Given request:
Extract, from the listing that follows, each line containing the word "Record".

Lines of data
※

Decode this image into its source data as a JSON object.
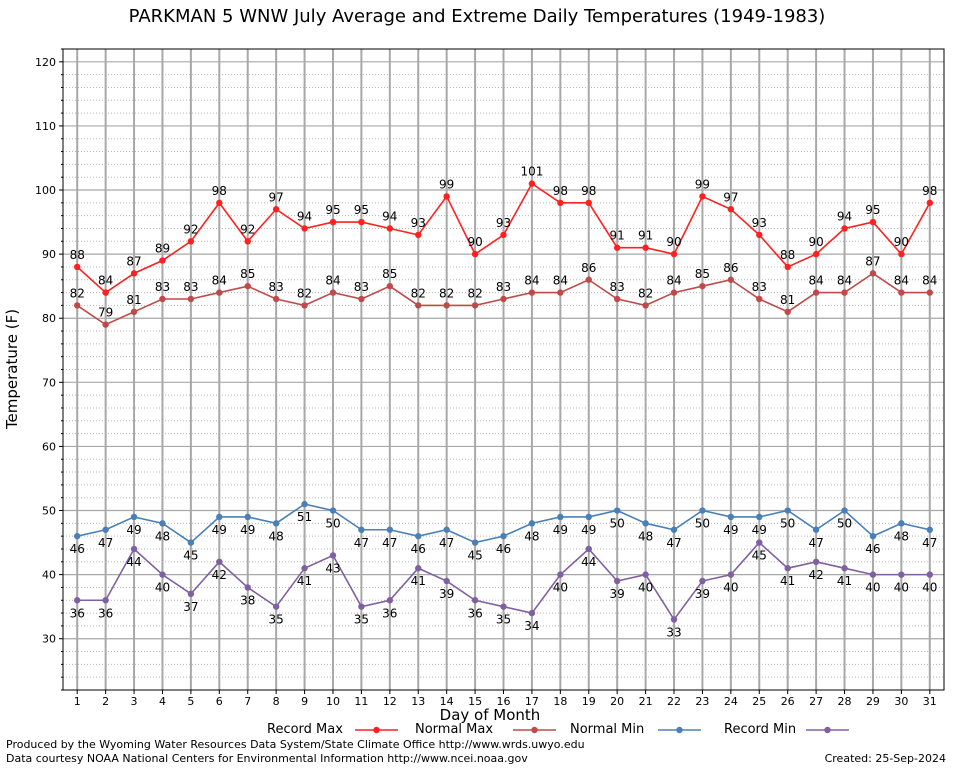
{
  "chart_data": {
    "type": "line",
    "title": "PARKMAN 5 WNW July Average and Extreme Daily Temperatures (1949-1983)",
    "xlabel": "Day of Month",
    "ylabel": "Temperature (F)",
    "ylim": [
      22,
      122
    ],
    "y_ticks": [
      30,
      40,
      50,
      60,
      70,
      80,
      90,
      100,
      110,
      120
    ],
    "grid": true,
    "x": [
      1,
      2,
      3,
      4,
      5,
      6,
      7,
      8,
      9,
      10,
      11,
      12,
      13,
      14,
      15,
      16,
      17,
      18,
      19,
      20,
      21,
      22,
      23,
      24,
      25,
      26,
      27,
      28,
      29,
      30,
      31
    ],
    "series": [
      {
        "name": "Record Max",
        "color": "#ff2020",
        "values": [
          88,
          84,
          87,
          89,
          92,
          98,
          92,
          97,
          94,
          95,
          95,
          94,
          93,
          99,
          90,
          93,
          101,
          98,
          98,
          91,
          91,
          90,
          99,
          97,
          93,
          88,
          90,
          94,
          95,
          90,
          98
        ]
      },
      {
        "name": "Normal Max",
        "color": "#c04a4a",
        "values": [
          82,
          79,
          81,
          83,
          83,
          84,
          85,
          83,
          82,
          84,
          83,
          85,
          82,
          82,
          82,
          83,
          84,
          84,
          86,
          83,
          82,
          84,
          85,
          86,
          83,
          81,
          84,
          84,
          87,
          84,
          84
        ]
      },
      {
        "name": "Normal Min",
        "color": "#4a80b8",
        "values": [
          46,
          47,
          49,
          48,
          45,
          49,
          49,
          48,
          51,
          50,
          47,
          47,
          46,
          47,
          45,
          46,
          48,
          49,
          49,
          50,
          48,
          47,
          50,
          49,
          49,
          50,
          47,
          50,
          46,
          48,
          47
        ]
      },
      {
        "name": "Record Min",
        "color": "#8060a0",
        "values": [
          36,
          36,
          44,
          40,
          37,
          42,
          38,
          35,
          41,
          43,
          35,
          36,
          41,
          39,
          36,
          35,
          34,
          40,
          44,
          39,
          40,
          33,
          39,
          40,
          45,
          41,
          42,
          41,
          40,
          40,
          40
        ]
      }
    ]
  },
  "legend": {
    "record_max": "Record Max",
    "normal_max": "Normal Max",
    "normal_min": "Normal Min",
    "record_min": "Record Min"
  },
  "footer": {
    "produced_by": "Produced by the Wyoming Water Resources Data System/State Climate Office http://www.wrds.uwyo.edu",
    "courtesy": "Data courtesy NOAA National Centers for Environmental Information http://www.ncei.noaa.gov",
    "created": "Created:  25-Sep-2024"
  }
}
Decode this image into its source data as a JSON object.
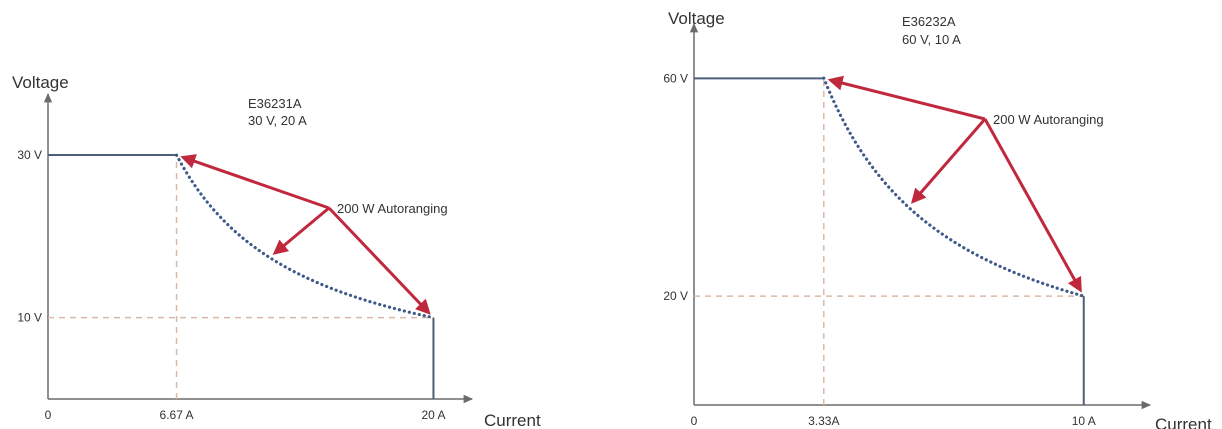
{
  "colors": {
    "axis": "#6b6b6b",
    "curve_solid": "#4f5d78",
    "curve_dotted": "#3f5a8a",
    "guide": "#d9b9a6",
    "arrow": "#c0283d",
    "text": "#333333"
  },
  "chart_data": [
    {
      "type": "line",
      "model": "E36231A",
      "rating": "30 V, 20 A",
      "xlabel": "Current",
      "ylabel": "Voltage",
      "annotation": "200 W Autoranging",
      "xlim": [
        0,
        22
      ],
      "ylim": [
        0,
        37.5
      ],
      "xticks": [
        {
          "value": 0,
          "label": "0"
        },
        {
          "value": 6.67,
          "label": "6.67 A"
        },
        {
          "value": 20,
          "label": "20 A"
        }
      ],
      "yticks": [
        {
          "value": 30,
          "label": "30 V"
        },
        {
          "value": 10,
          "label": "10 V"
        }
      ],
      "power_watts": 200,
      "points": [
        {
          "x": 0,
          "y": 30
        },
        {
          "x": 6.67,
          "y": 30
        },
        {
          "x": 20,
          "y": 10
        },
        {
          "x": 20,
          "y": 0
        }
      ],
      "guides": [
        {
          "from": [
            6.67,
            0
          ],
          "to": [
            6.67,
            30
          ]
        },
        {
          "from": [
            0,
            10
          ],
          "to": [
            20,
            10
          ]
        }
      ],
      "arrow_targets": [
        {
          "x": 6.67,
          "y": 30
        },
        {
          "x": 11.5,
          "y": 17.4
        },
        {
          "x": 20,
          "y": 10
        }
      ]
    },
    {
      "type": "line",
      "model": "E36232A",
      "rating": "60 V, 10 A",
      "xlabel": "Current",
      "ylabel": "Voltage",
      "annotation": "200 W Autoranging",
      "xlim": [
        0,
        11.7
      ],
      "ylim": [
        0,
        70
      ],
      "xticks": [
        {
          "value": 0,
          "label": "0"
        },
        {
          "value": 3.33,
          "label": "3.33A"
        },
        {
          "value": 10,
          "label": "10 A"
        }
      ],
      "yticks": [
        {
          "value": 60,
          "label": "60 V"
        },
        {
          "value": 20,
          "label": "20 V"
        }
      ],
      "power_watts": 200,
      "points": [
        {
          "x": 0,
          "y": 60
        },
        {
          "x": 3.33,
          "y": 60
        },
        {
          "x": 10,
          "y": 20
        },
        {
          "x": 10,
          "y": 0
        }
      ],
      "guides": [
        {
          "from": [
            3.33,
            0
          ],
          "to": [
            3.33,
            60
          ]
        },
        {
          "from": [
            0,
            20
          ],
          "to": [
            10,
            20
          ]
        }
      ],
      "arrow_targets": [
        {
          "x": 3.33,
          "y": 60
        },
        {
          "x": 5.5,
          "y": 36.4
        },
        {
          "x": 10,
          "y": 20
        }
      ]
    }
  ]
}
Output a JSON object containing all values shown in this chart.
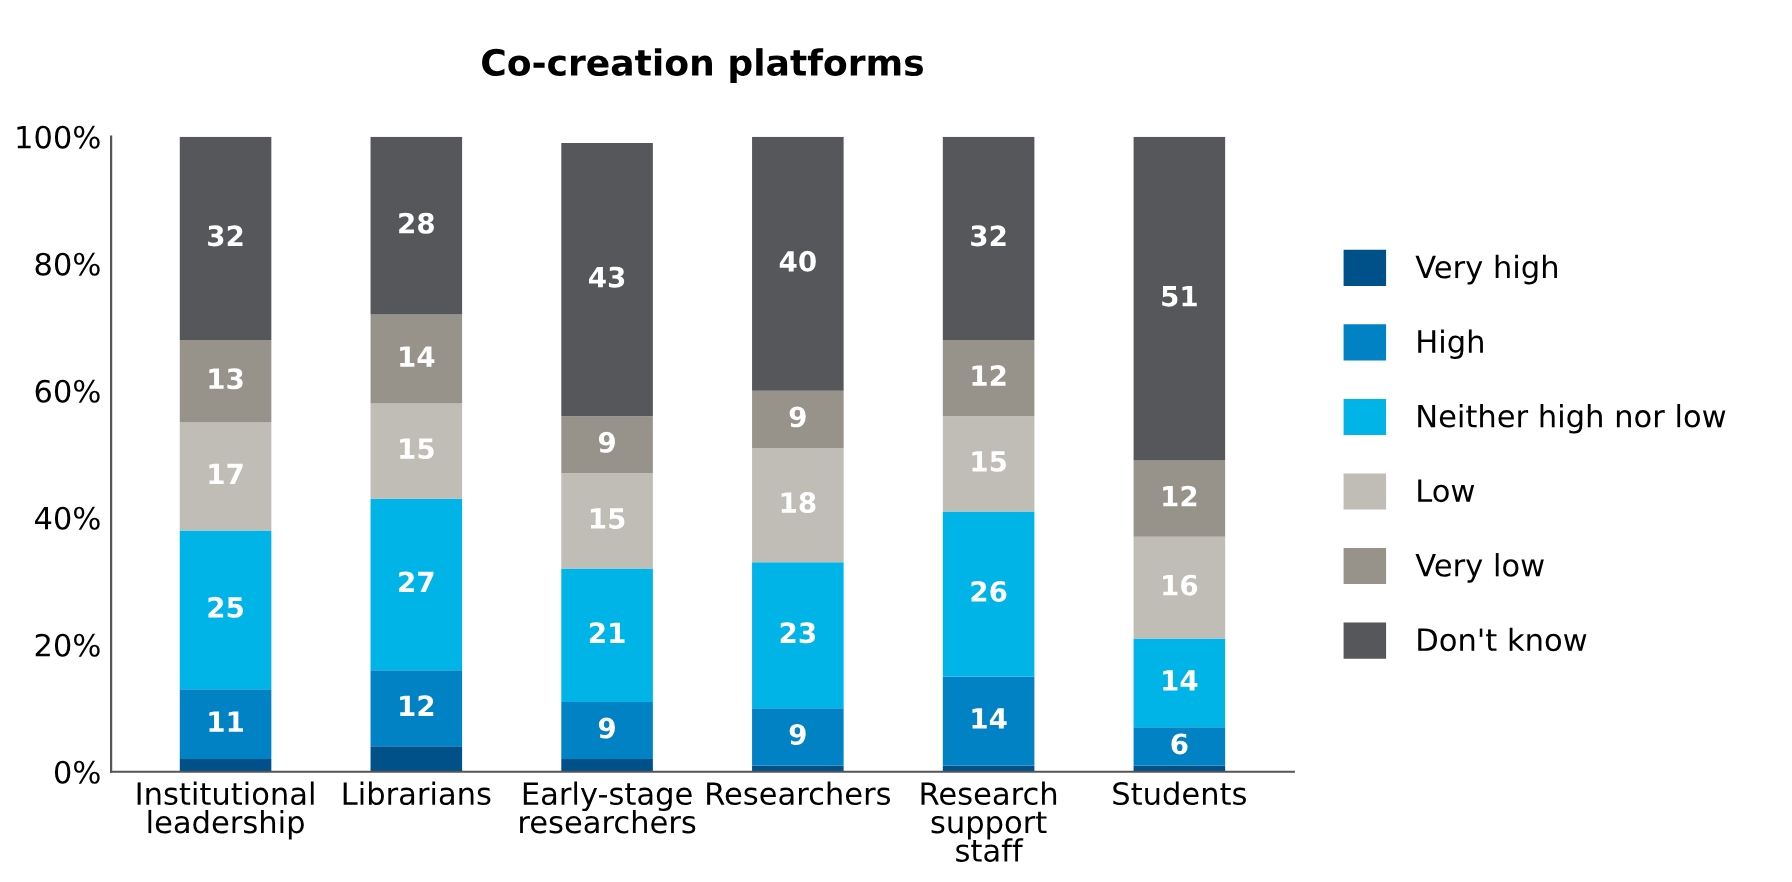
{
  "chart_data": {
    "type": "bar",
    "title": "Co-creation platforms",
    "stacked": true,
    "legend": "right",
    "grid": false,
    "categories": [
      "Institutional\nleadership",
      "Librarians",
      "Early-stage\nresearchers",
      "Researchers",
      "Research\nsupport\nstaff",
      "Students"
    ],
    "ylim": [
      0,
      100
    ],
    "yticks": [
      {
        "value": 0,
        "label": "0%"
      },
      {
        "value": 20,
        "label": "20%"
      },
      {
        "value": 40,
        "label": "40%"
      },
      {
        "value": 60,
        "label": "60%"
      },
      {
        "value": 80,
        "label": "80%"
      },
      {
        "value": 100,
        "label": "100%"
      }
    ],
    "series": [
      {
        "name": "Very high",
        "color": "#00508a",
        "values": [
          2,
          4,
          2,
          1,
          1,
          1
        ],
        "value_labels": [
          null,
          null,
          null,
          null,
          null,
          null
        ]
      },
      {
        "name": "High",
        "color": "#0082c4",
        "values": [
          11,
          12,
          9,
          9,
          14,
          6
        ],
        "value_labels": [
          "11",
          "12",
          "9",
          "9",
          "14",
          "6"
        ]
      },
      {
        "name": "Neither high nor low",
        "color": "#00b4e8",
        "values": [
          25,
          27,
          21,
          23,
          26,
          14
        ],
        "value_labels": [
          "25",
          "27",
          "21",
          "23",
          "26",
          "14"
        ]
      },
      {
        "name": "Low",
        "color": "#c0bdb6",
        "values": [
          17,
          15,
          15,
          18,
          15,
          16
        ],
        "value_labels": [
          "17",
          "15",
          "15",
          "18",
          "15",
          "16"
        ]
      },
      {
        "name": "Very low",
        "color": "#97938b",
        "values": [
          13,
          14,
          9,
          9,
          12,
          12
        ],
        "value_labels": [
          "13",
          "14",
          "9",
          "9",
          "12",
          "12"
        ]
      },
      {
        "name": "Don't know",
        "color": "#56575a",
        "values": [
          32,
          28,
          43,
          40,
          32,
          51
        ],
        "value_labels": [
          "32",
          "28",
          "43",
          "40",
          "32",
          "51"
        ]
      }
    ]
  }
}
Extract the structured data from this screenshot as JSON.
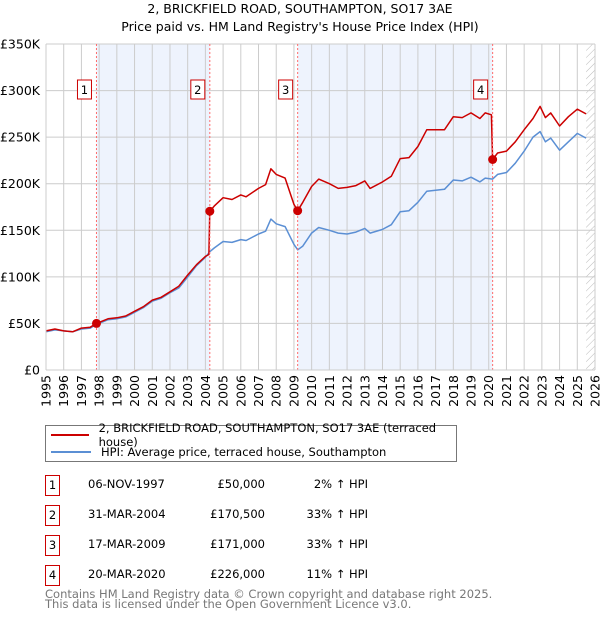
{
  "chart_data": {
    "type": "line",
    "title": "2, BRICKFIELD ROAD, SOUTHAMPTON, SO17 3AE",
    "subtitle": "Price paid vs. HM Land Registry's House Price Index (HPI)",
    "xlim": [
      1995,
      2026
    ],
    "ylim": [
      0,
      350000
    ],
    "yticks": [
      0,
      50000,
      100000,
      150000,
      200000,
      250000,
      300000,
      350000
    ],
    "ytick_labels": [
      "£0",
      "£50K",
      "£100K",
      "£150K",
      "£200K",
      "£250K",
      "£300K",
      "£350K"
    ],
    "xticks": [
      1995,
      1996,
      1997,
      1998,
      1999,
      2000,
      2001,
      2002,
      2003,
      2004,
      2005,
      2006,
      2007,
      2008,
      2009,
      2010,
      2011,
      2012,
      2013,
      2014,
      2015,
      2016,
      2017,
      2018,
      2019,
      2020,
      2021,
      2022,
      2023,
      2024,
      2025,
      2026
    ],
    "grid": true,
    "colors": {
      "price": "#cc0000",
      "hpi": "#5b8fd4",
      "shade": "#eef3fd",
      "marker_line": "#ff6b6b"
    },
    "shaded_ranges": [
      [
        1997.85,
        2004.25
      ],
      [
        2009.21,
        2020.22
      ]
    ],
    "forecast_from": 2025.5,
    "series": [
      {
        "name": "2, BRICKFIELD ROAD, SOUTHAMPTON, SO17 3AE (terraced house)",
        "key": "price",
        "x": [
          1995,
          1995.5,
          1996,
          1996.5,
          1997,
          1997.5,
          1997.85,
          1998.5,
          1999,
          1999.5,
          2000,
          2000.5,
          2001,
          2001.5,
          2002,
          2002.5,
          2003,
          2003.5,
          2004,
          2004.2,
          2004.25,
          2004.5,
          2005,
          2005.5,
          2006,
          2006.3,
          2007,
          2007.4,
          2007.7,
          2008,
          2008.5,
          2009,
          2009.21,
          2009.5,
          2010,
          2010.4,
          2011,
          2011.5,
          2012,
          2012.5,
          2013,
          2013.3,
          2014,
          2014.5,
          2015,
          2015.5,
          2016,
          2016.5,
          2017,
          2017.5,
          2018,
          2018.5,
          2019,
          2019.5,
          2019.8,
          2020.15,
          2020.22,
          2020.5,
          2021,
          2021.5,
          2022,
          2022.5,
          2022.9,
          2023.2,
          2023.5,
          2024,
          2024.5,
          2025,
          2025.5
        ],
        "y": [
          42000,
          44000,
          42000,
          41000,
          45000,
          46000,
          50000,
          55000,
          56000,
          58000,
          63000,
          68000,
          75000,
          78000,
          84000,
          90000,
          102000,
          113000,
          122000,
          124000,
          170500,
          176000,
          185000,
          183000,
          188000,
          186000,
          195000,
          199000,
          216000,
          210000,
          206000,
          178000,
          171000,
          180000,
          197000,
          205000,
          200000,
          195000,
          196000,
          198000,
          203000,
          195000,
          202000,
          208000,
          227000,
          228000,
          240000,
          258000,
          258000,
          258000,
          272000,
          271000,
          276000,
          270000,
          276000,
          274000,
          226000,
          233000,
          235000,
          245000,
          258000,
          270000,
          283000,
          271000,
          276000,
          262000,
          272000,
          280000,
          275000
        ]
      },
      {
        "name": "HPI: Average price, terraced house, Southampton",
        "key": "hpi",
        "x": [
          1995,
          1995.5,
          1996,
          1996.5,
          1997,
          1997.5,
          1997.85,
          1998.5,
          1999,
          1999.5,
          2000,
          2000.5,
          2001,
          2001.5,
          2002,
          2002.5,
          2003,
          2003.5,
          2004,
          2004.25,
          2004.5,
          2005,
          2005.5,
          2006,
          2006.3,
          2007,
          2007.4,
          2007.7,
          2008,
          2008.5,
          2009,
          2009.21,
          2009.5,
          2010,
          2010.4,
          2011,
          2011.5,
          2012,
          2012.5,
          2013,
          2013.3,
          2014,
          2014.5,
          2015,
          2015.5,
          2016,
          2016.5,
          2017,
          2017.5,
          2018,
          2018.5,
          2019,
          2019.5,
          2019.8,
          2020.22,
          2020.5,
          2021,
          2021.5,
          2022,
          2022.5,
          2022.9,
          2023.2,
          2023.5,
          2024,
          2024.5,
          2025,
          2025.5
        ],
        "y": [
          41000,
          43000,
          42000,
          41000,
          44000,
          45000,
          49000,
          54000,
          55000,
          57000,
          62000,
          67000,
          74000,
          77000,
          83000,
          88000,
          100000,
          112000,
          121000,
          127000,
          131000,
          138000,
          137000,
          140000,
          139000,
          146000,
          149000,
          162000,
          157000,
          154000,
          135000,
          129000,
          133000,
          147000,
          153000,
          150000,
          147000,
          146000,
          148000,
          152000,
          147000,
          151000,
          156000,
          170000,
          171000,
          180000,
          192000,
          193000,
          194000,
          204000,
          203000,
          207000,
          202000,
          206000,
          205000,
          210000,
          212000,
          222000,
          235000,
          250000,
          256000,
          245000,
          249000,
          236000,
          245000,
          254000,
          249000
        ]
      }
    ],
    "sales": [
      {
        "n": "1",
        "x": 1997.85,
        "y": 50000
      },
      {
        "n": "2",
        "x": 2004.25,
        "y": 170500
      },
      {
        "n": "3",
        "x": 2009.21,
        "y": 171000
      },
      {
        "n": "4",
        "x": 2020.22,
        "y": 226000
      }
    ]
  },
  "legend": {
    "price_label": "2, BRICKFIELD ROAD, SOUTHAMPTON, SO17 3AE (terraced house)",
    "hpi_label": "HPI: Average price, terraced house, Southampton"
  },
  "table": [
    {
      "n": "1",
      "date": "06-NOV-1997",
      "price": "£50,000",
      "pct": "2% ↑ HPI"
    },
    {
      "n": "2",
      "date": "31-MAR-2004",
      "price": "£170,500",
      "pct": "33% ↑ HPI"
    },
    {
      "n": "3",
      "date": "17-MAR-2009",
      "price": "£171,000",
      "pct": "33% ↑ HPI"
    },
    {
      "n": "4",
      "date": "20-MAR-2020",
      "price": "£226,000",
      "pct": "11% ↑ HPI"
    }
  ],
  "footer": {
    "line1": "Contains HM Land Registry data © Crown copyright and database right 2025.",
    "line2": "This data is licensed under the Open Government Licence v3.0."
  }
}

※

Result of the exercise:
        "name": "Record Max",
        "name": "Record Min",
    "record_max": "Record Max",
    "record_min": "Record Min"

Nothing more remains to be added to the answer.